── Records

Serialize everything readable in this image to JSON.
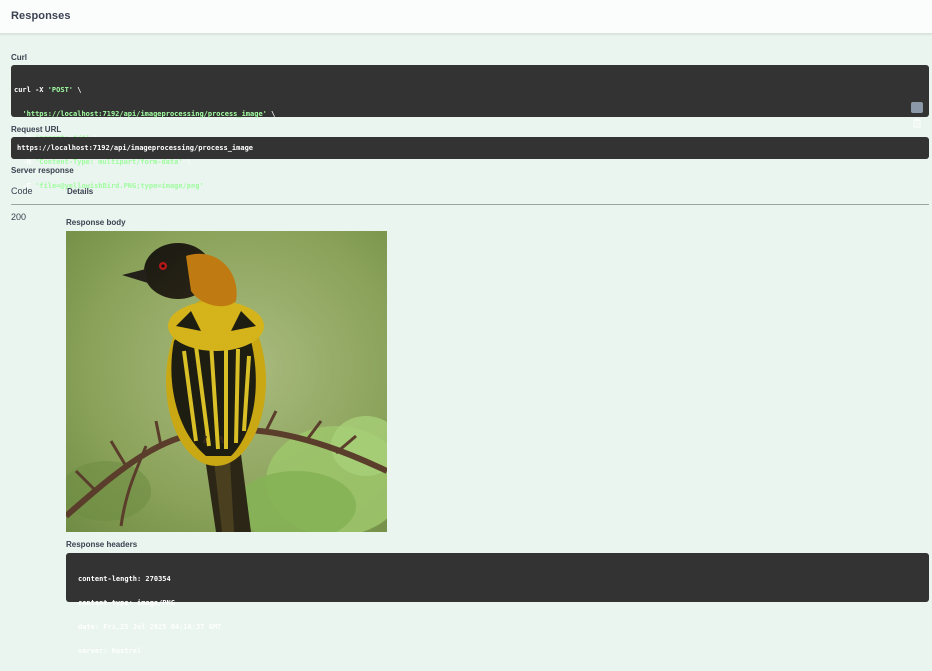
{
  "section": {
    "title": "Responses"
  },
  "curl": {
    "label": "Curl",
    "cmd_prefix": "curl -X ",
    "method": "'POST'",
    "url": "'https://localhost:7192/api/imageprocessing/process_image'",
    "accept_flag": "-H ",
    "accept": "'accept: */*'",
    "content_type_flag": "-H ",
    "content_type": "'Content-Type: multipart/form-data'",
    "file_flag": "-F ",
    "file": "'file=@yellowishBird.PNG;type=image/png'",
    "continuation": " \\",
    "copy_icon": "clipboard-icon"
  },
  "request_url": {
    "label": "Request URL",
    "value": "https://localhost:7192/api/imageprocessing/process_image"
  },
  "server_response": {
    "label": "Server response",
    "col_code": "Code",
    "col_details": "Details",
    "status_code": "200",
    "body_label": "Response body",
    "image_subject": "yellow-and-black weaver bird on branch",
    "headers_label": "Response headers",
    "headers": [
      "content-length: 270354",
      "content-type: image/PNG",
      "date: Fri,25 Jul 2025 04:16:37 GMT",
      "server: Kestrel"
    ]
  },
  "colors": {
    "background": "#e9f5ee",
    "code_bg": "#333333",
    "code_string": "#a2fca2",
    "text": "#3b4151"
  }
}
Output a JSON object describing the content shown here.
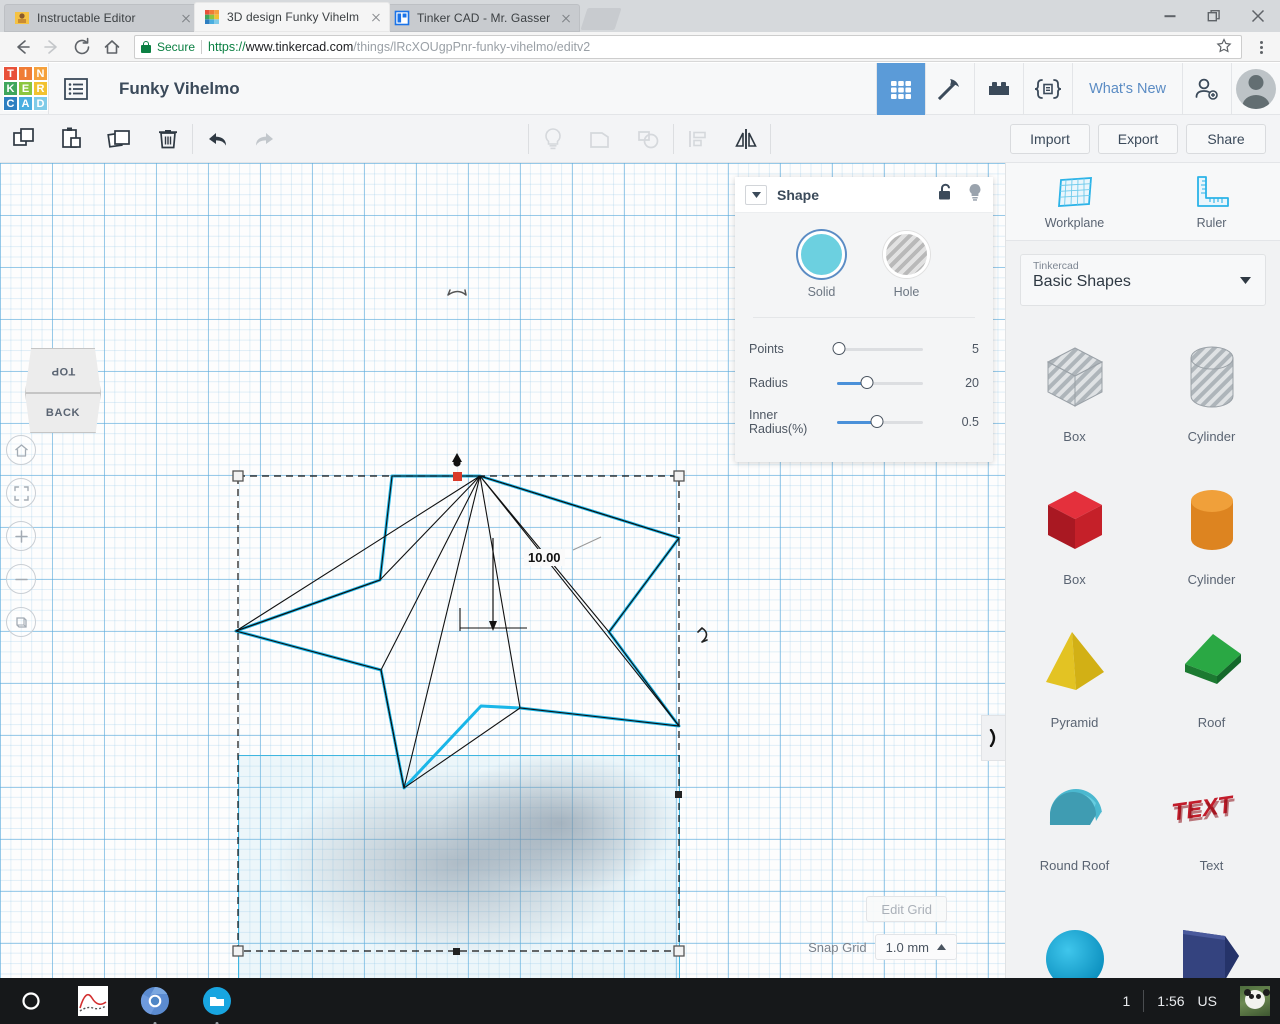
{
  "browser": {
    "tabs": [
      {
        "title": "Instructable Editor",
        "favicon": "instructables-icon",
        "active": false
      },
      {
        "title": "3D design Funky Vihelm",
        "favicon": "tinkercad-icon",
        "active": true
      },
      {
        "title": "Tinker CAD - Mr. Gasser",
        "favicon": "document-icon",
        "active": false
      }
    ],
    "new_tab_label": "New Tab",
    "window_controls": [
      "minimize",
      "restore",
      "close"
    ],
    "nav": {
      "back": "Back",
      "forward": "Forward",
      "reload": "Reload",
      "home": "Home"
    },
    "security_label": "Secure",
    "url": {
      "scheme": "https://",
      "host": "www.tinkercad.com",
      "path": "/things/lRcXOUgpPnr-funky-vihelmo/editv2",
      "full": "https://www.tinkercad.com/things/lRcXOUgpPnr-funky-vihelmo/editv2"
    },
    "bookmark_label": "Bookmark this page",
    "menu_label": "Customize and control Google Chrome"
  },
  "app_header": {
    "logo_tiles": [
      {
        "letter": "T",
        "color": "#e8513a"
      },
      {
        "letter": "I",
        "color": "#f07c35"
      },
      {
        "letter": "N",
        "color": "#f5a13c"
      },
      {
        "letter": "K",
        "color": "#3fa65c"
      },
      {
        "letter": "E",
        "color": "#8cc63f"
      },
      {
        "letter": "R",
        "color": "#f2c230"
      },
      {
        "letter": "C",
        "color": "#2e7fc1"
      },
      {
        "letter": "A",
        "color": "#4aaee0"
      },
      {
        "letter": "D",
        "color": "#7fcbe8"
      }
    ],
    "menu_icon": "list-menu-icon",
    "project_title": "Funky Vihelmo",
    "nav_icons": [
      {
        "name": "blocks-grid-icon",
        "label": "3D Design",
        "active": true
      },
      {
        "name": "pickaxe-icon",
        "label": "Minecraft",
        "active": false
      },
      {
        "name": "lego-brick-icon",
        "label": "Bricks",
        "active": false
      },
      {
        "name": "codeblocks-icon",
        "label": "Codeblocks",
        "active": false
      }
    ],
    "whats_new": "What's New",
    "add_user_icon": "add-person-icon",
    "avatar": "user-avatar"
  },
  "toolbar": {
    "left_icons": [
      {
        "name": "copy-icon",
        "label": "Copy"
      },
      {
        "name": "paste-icon",
        "label": "Paste"
      },
      {
        "name": "duplicate-icon",
        "label": "Duplicate"
      },
      {
        "name": "delete-icon",
        "label": "Delete"
      }
    ],
    "history_icons": [
      {
        "name": "undo-icon",
        "label": "Undo",
        "enabled": true
      },
      {
        "name": "redo-icon",
        "label": "Redo",
        "enabled": false
      }
    ],
    "edit_icons": [
      {
        "name": "lightbulb-icon",
        "label": "Hints",
        "enabled": false
      },
      {
        "name": "group-icon",
        "label": "Group",
        "enabled": false
      },
      {
        "name": "ungroup-icon",
        "label": "Ungroup",
        "enabled": false
      },
      {
        "name": "align-icon",
        "label": "Align",
        "enabled": false
      },
      {
        "name": "mirror-icon",
        "label": "Mirror",
        "enabled": true
      }
    ],
    "buttons": [
      {
        "name": "import-button",
        "label": "Import"
      },
      {
        "name": "export-button",
        "label": "Export"
      },
      {
        "name": "share-button",
        "label": "Share"
      }
    ]
  },
  "canvas": {
    "viewcube": {
      "top_face": "TOP",
      "front_face": "BACK"
    },
    "view_tools": [
      {
        "name": "home-view-icon",
        "label": "Home view"
      },
      {
        "name": "fit-view-icon",
        "label": "Fit all in view"
      },
      {
        "name": "zoom-in-icon",
        "label": "Zoom in"
      },
      {
        "name": "zoom-out-icon",
        "label": "Zoom out"
      },
      {
        "name": "perspective-icon",
        "label": "Switch to orthographic view"
      }
    ],
    "dimension_label": "10.00",
    "edit_grid_label": "Edit Grid",
    "snap_grid_label": "Snap Grid",
    "snap_grid_value": "1.0 mm",
    "panel_handle_icon": "chevron-right-icon"
  },
  "shape_panel": {
    "title": "Shape",
    "collapse_icon": "caret-down-icon",
    "lock_icon": "unlock-icon",
    "hint_icon": "lightbulb-icon",
    "modes": [
      {
        "name": "solid",
        "label": "Solid",
        "selected": true,
        "color": "#6cd0e0"
      },
      {
        "name": "hole",
        "label": "Hole",
        "selected": false
      }
    ],
    "sliders": [
      {
        "name": "points",
        "label": "Points",
        "value": "5",
        "fill_pct": 0
      },
      {
        "name": "radius",
        "label": "Radius",
        "value": "20",
        "fill_pct": 34
      },
      {
        "name": "inner-radius",
        "label": "Inner Radius(%)",
        "value": "0.5",
        "fill_pct": 46
      }
    ]
  },
  "sidebar": {
    "tools": [
      {
        "name": "workplane-tool",
        "label": "Workplane"
      },
      {
        "name": "ruler-tool",
        "label": "Ruler"
      }
    ],
    "library": {
      "group": "Tinkercad",
      "name": "Basic Shapes",
      "caret": "caret-down-icon"
    },
    "shapes": [
      {
        "name": "box-hole",
        "label": "Box",
        "kind": "box",
        "style": "hole"
      },
      {
        "name": "cylinder-hole",
        "label": "Cylinder",
        "kind": "cylinder",
        "style": "hole"
      },
      {
        "name": "box-solid",
        "label": "Box",
        "kind": "box",
        "color": "#cf2230"
      },
      {
        "name": "cylinder-solid",
        "label": "Cylinder",
        "kind": "cylinder",
        "color": "#e8962a"
      },
      {
        "name": "pyramid",
        "label": "Pyramid",
        "kind": "pyramid",
        "color": "#e8c41d"
      },
      {
        "name": "roof",
        "label": "Roof",
        "kind": "roof",
        "color": "#2aa844"
      },
      {
        "name": "round-roof",
        "label": "Round Roof",
        "kind": "roundroof",
        "color": "#4bb8cf"
      },
      {
        "name": "text",
        "label": "Text",
        "kind": "text",
        "color": "#c21d2b"
      },
      {
        "name": "sphere",
        "label": "",
        "kind": "sphere",
        "color": "#15a8d8"
      },
      {
        "name": "wedge",
        "label": "",
        "kind": "wedge",
        "color": "#2f3f7f"
      }
    ]
  },
  "shelf": {
    "apps": [
      {
        "name": "launcher-icon",
        "label": "Launcher"
      },
      {
        "name": "graph-app-icon",
        "label": "Graph"
      },
      {
        "name": "chrome-icon",
        "label": "Chrome",
        "running": true
      },
      {
        "name": "files-icon",
        "label": "Files",
        "running": true
      }
    ],
    "status": {
      "desk_number": "1",
      "time": "1:56",
      "keyboard": "US",
      "avatar": "panda-avatar"
    }
  }
}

────

_What you are asked to do_
Copy all the lines above that hold the string "kind".

_Expected output_
        "kind": "box",
        "kind": "cylinder",
        "kind": "box",
        "kind": "cylinder",
        "kind": "pyramid",
        "kind": "roof",
        "kind": "roundroof",
        "kind": "text",
        "kind": "sphere",
        "kind": "wedge",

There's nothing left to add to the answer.